Exercise details: Return the listing below unchanged, minus its pictures.

■ ■ ■ ■

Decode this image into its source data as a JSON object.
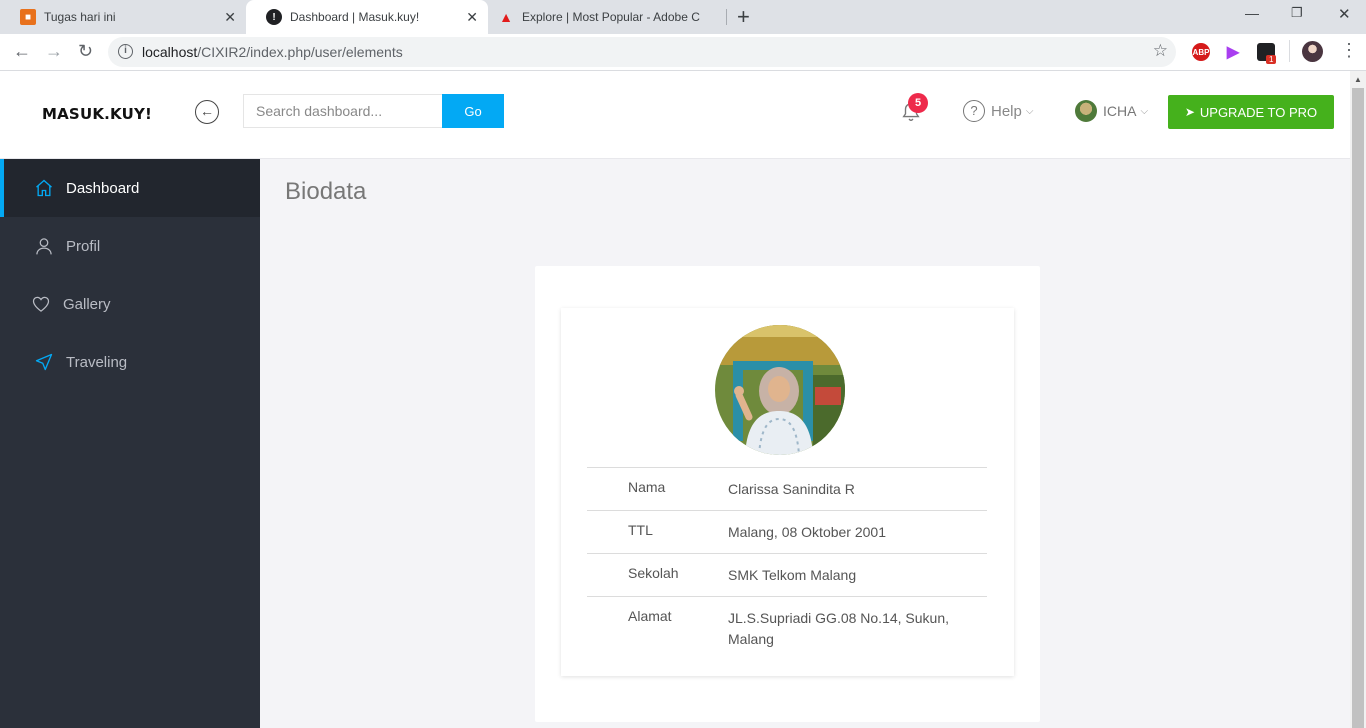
{
  "browser": {
    "tabs": [
      {
        "title": "Tugas hari ini",
        "favicon_color": "#e8711c"
      },
      {
        "title": "Dashboard | Masuk.kuy!",
        "favicon_color": "#202124"
      },
      {
        "title": "Explore | Most Popular - Adobe C",
        "favicon_color": "#e21b1b"
      }
    ],
    "url_host": "localhost",
    "url_path": "/CIXIR2/index.php/user/elements",
    "ext_abp": "ABP",
    "ext_badge": "1"
  },
  "header": {
    "logo": "MASUK.KUY!",
    "search_placeholder": "Search dashboard...",
    "go_label": "Go",
    "notification_count": "5",
    "help_label": "Help",
    "user_name": "ICHA",
    "upgrade_label": "UPGRADE TO PRO",
    "accent": "#03a9f4",
    "upgrade_color": "#45b11c"
  },
  "sidebar": {
    "items": [
      {
        "label": "Dashboard",
        "icon": "home-icon"
      },
      {
        "label": "Profil",
        "icon": "user-icon"
      },
      {
        "label": "Gallery",
        "icon": "heart-icon"
      },
      {
        "label": "Traveling",
        "icon": "navigation-icon"
      }
    ]
  },
  "main": {
    "title": "Biodata",
    "profile": {
      "rows": [
        {
          "label": "Nama",
          "value": "Clarissa Sanindita R"
        },
        {
          "label": "TTL",
          "value": "Malang, 08 Oktober 2001"
        },
        {
          "label": "Sekolah",
          "value": "SMK Telkom Malang"
        },
        {
          "label": "Alamat",
          "value": "JL.S.Supriadi GG.08 No.14, Sukun, Malang"
        }
      ]
    }
  }
}
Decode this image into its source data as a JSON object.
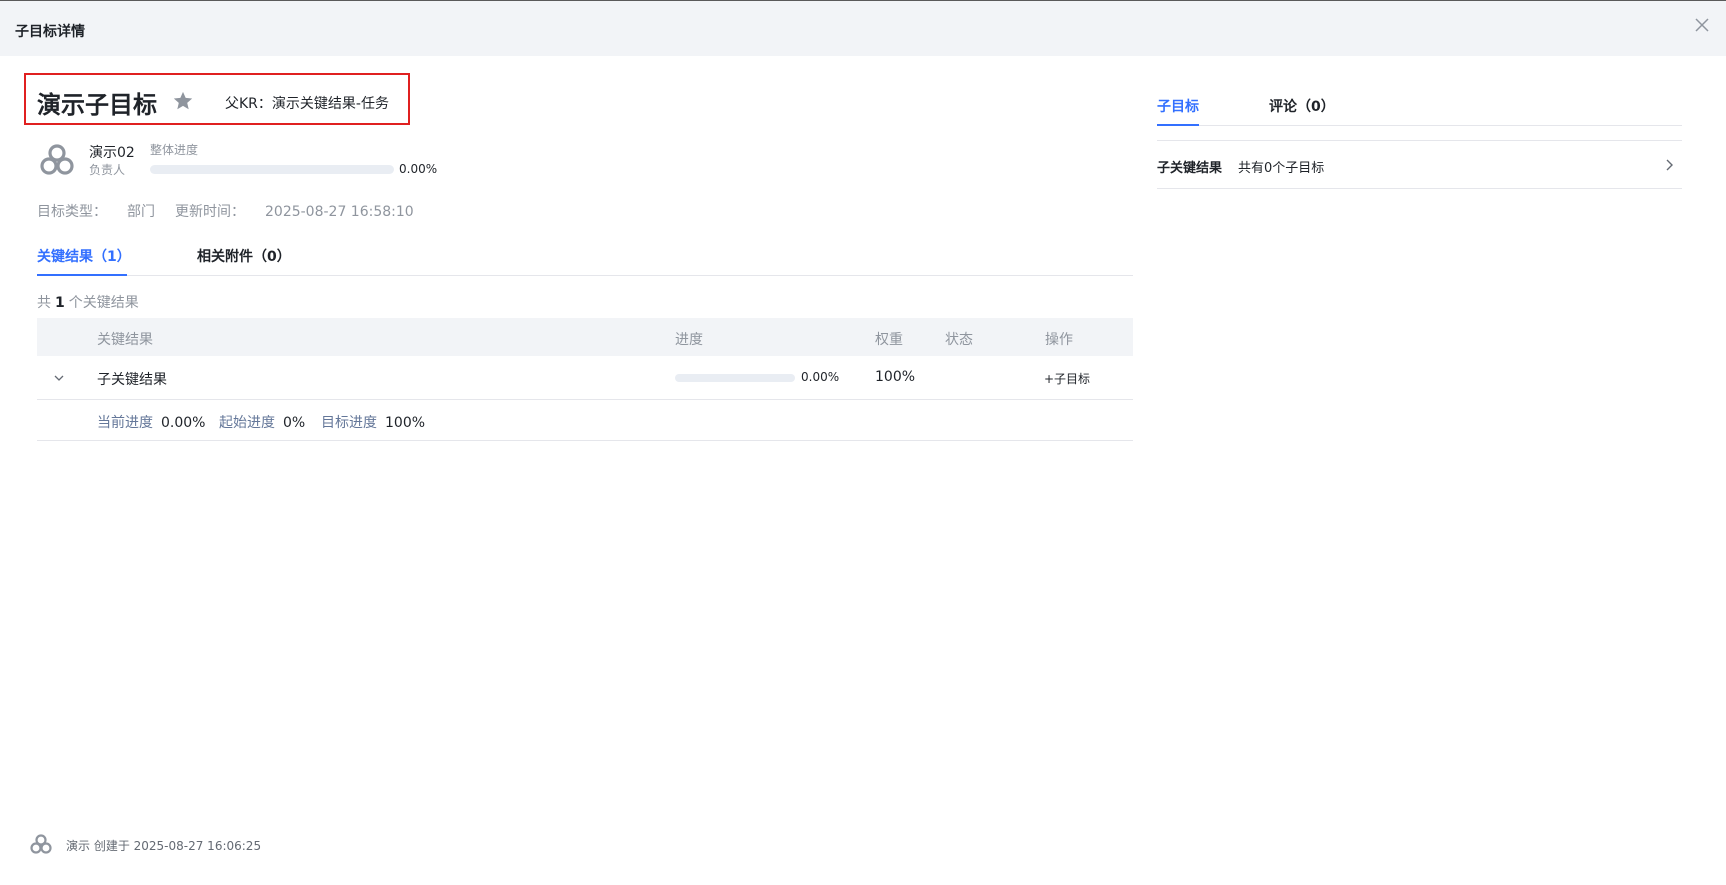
{
  "dialog": {
    "title": "子目标详情"
  },
  "goal": {
    "title": "演示子目标",
    "parent_kr_label": "父KR：",
    "parent_kr_value": "演示关键结果-任务",
    "owner_name": "演示02",
    "owner_role": "负责人",
    "overall_label": "整体进度",
    "overall_progress_text": "0.00%",
    "overall_progress_fraction": 0,
    "type_label": "目标类型：",
    "type_value": "部门",
    "updated_label": "更新时间：",
    "updated_value": "2025-08-27 16:58:10"
  },
  "tabs": [
    {
      "label": "关键结果（1）",
      "active": true
    },
    {
      "label": "相关附件（0）",
      "active": false
    }
  ],
  "kr_count": {
    "prefix": "共",
    "count": "1",
    "suffix": "个关键结果"
  },
  "table": {
    "headers": {
      "kr": "关键结果",
      "progress": "进度",
      "weight": "权重",
      "status": "状态",
      "action": "操作"
    },
    "rows": [
      {
        "name": "子关键结果",
        "progress_text": "0.00%",
        "progress_fraction": 0,
        "weight": "100%",
        "status": "",
        "action": "+子目标",
        "details": {
          "current_label": "当前进度",
          "current_value": "0.00%",
          "start_label": "起始进度",
          "start_value": "0%",
          "target_label": "目标进度",
          "target_value": "100%"
        }
      }
    ]
  },
  "right_panel": {
    "tabs": [
      {
        "label": "子目标",
        "active": true
      },
      {
        "label": "评论（0）",
        "active": false
      }
    ],
    "subgoal_row": {
      "label": "子关键结果",
      "count": "共有0个子目标"
    }
  },
  "footer": {
    "text": "演示 创建于 2025-08-27 16:06:25"
  },
  "colors": {
    "accent": "#3370ff",
    "highlight_border": "#e02020",
    "header_bg": "#f2f4f7"
  },
  "icons": [
    "close-icon",
    "star-icon",
    "avatar-logo-icon",
    "chevron-down-icon",
    "chevron-right-icon"
  ]
}
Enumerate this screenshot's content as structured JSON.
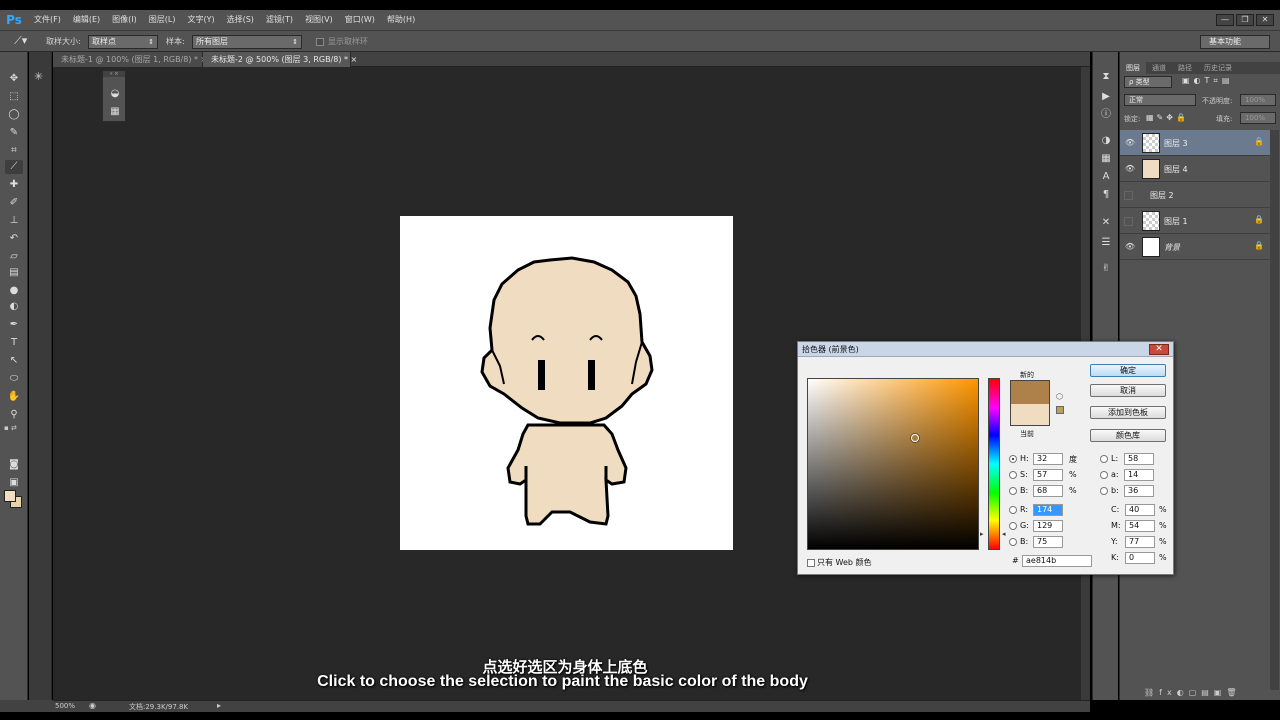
{
  "menubar": {
    "logo": "Ps",
    "items": [
      "文件(F)",
      "编辑(E)",
      "图像(I)",
      "图层(L)",
      "文字(Y)",
      "选择(S)",
      "滤镜(T)",
      "视图(V)",
      "窗口(W)",
      "帮助(H)"
    ],
    "win_min": "—",
    "win_restore": "❐",
    "win_close": "✕"
  },
  "options": {
    "size_label": "取样大小:",
    "size_value": "取样点",
    "sample_label": "样本:",
    "sample_value": "所有图层",
    "show_ring": "显示取样环",
    "workspace": "基本功能"
  },
  "tabs": [
    {
      "label": "未标题-1 @ 100% (图层 1, RGB/8) * ×"
    },
    {
      "label": "未标题-2 @ 500% (图层 3, RGB/8) * ×"
    }
  ],
  "status": {
    "zoom": "500%",
    "doc": "文档:29.3K/97.8K"
  },
  "subtitles": {
    "cn": "点选好选区为身体上底色",
    "en": "Click to choose the selection to paint the basic color of the body"
  },
  "layers_panel": {
    "tabs": [
      "图层",
      "通道",
      "路径",
      "历史记录"
    ],
    "kind": "ρ 类型",
    "blend": "正常",
    "opacity_label": "不透明度:",
    "opacity": "100%",
    "lock_label": "锁定:",
    "fill_label": "填充:",
    "fill": "100%",
    "layers": [
      {
        "name": "图层 3",
        "selected": true,
        "thumb": "#e6e6e6"
      },
      {
        "name": "图层 4",
        "selected": false,
        "thumb": "#f0dcc0"
      },
      {
        "name": "图层 2",
        "selected": false,
        "thumb": ""
      },
      {
        "name": "图层 1",
        "selected": false,
        "thumb": "#e6e6e6"
      },
      {
        "name": "背景",
        "selected": false,
        "thumb": "#ffffff"
      }
    ]
  },
  "picker": {
    "title": "拾色器 (前景色)",
    "new_label": "新的",
    "current_label": "当前",
    "ok": "确定",
    "cancel": "取消",
    "add_swatch": "添加到色板",
    "libraries": "颜色库",
    "new_color": "#ae814b",
    "current_color": "#f0dcc0",
    "fields": {
      "H": "32",
      "S": "57",
      "Bv": "68",
      "R": "174",
      "G": "129",
      "B": "75",
      "L": "58",
      "a": "14",
      "b": "36",
      "C": "40",
      "M": "54",
      "Y": "77",
      "K": "0"
    },
    "units": {
      "deg": "度",
      "pct": "%"
    },
    "web_only": "只有 Web 颜色",
    "hex": "ae814b"
  },
  "colors": {
    "foreground": "#f0dcc0",
    "background": "#e8d4a8",
    "skin": "#f0dcc0",
    "outline": "#000000"
  }
}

■ ■ ■ ■

Problem solution:
Decode this image into its source data as a JSON object.
{
  "browser": {
    "tabs": [
      {
        "title": "Tugas hari ini",
        "favicon_color": "#e8711c"
      },
      {
        "title": "Dashboard | Masuk.kuy!",
        "favicon_color": "#202124"
      },
      {
        "title": "Explore | Most Popular - Adobe C",
        "favicon_color": "#e21b1b"
      }
    ],
    "url_host": "localhost",
    "url_path": "/CIXIR2/index.php/user/elements",
    "ext_abp": "ABP",
    "ext_badge": "1"
  },
  "header": {
    "logo": "MASUK.KUY!",
    "search_placeholder": "Search dashboard...",
    "go_label": "Go",
    "notification_count": "5",
    "help_label": "Help",
    "user_name": "ICHA",
    "upgrade_label": "UPGRADE TO PRO",
    "accent": "#03a9f4",
    "upgrade_color": "#45b11c"
  },
  "sidebar": {
    "items": [
      {
        "label": "Dashboard",
        "icon": "home-icon"
      },
      {
        "label": "Profil",
        "icon": "user-icon"
      },
      {
        "label": "Gallery",
        "icon": "heart-icon"
      },
      {
        "label": "Traveling",
        "icon": "navigation-icon"
      }
    ]
  },
  "main": {
    "title": "Biodata",
    "profile": {
      "rows": [
        {
          "label": "Nama",
          "value": "Clarissa Sanindita R"
        },
        {
          "label": "TTL",
          "value": "Malang, 08 Oktober 2001"
        },
        {
          "label": "Sekolah",
          "value": "SMK Telkom Malang"
        },
        {
          "label": "Alamat",
          "value": "JL.S.Supriadi GG.08 No.14, Sukun, Malang"
        }
      ]
    }
  }
}
Decode this image into its source data as a JSON object.
{
  "dialog": {
    "title": "子目标详情"
  },
  "goal": {
    "title": "演示子目标",
    "parent_kr_label": "父KR：",
    "parent_kr_value": "演示关键结果-任务",
    "owner_name": "演示02",
    "owner_role": "负责人",
    "overall_label": "整体进度",
    "overall_progress_text": "0.00%",
    "overall_progress_fraction": 0,
    "type_label": "目标类型：",
    "type_value": "部门",
    "updated_label": "更新时间：",
    "updated_value": "2025-08-27 16:58:10"
  },
  "tabs": [
    {
      "label": "关键结果（1）",
      "active": true
    },
    {
      "label": "相关附件（0）",
      "active": false
    }
  ],
  "kr_count": {
    "prefix": "共",
    "count": "1",
    "suffix": "个关键结果"
  },
  "table": {
    "headers": {
      "kr": "关键结果",
      "progress": "进度",
      "weight": "权重",
      "status": "状态",
      "action": "操作"
    },
    "rows": [
      {
        "name": "子关键结果",
        "progress_text": "0.00%",
        "progress_fraction": 0,
        "weight": "100%",
        "status": "",
        "action": "+子目标",
        "details": {
          "current_label": "当前进度",
          "current_value": "0.00%",
          "start_label": "起始进度",
          "start_value": "0%",
          "target_label": "目标进度",
          "target_value": "100%"
        }
      }
    ]
  },
  "right_panel": {
    "tabs": [
      {
        "label": "子目标",
        "active": true
      },
      {
        "label": "评论（0）",
        "active": false
      }
    ],
    "subgoal_row": {
      "label": "子关键结果",
      "count": "共有0个子目标"
    }
  },
  "footer": {
    "text": "演示 创建于 2025-08-27 16:06:25"
  },
  "colors": {
    "accent": "#3370ff",
    "highlight_border": "#e02020",
    "header_bg": "#f2f4f7"
  },
  "icons": [
    "close-icon",
    "star-icon",
    "avatar-logo-icon",
    "chevron-down-icon",
    "chevron-right-icon"
  ]
}
Enumerate this screenshot's content as structured JSON.
{
  "menubar": {
    "logo": "Ps",
    "items": [
      "文件(F)",
      "编辑(E)",
      "图像(I)",
      "图层(L)",
      "文字(Y)",
      "选择(S)",
      "滤镜(T)",
      "视图(V)",
      "窗口(W)",
      "帮助(H)"
    ],
    "win_min": "—",
    "win_restore": "❐",
    "win_close": "✕"
  },
  "options": {
    "size_label": "取样大小:",
    "size_value": "取样点",
    "sample_label": "样本:",
    "sample_value": "所有图层",
    "show_ring": "显示取样环",
    "workspace": "基本功能"
  },
  "tabs": [
    {
      "label": "未标题-1 @ 100% (图层 1, RGB/8) * ×"
    },
    {
      "label": "未标题-2 @ 500% (图层 3, RGB/8) * ×"
    }
  ],
  "status": {
    "zoom": "500%",
    "doc": "文档:29.3K/97.8K"
  },
  "subtitles": {
    "cn": "点选好选区为身体上底色",
    "en": "Click to choose the selection to paint the basic color of the body"
  },
  "layers_panel": {
    "tabs": [
      "图层",
      "通道",
      "路径",
      "历史记录"
    ],
    "kind": "ρ 类型",
    "blend": "正常",
    "opacity_label": "不透明度:",
    "opacity": "100%",
    "lock_label": "锁定:",
    "fill_label": "填充:",
    "fill": "100%",
    "layers": [
      {
        "name": "图层 3",
        "selected": true,
        "thumb": "#e6e6e6"
      },
      {
        "name": "图层 4",
        "selected": false,
        "thumb": "#f0dcc0"
      },
      {
        "name": "图层 2",
        "selected": false,
        "thumb": ""
      },
      {
        "name": "图层 1",
        "selected": false,
        "thumb": "#e6e6e6"
      },
      {
        "name": "背景",
        "selected": false,
        "thumb": "#ffffff"
      }
    ]
  },
  "picker": {
    "title": "拾色器 (前景色)",
    "new_label": "新的",
    "current_label": "当前",
    "ok": "确定",
    "cancel": "取消",
    "add_swatch": "添加到色板",
    "libraries": "颜色库",
    "new_color": "#ae814b",
    "current_color": "#f0dcc0",
    "fields": {
      "H": "32",
      "S": "57",
      "Bv": "68",
      "R": "174",
      "G": "129",
      "B": "75",
      "L": "58",
      "a": "14",
      "b": "36",
      "C": "40",
      "M": "54",
      "Y": "77",
      "K": "0"
    },
    "units": {
      "deg": "度",
      "pct": "%"
    },
    "web_only": "只有 Web 颜色",
    "hex": "ae814b"
  },
  "colors": {
    "foreground": "#f0dcc0",
    "background": "#e8d4a8",
    "skin": "#f0dcc0",
    "outline": "#000000"
  }
}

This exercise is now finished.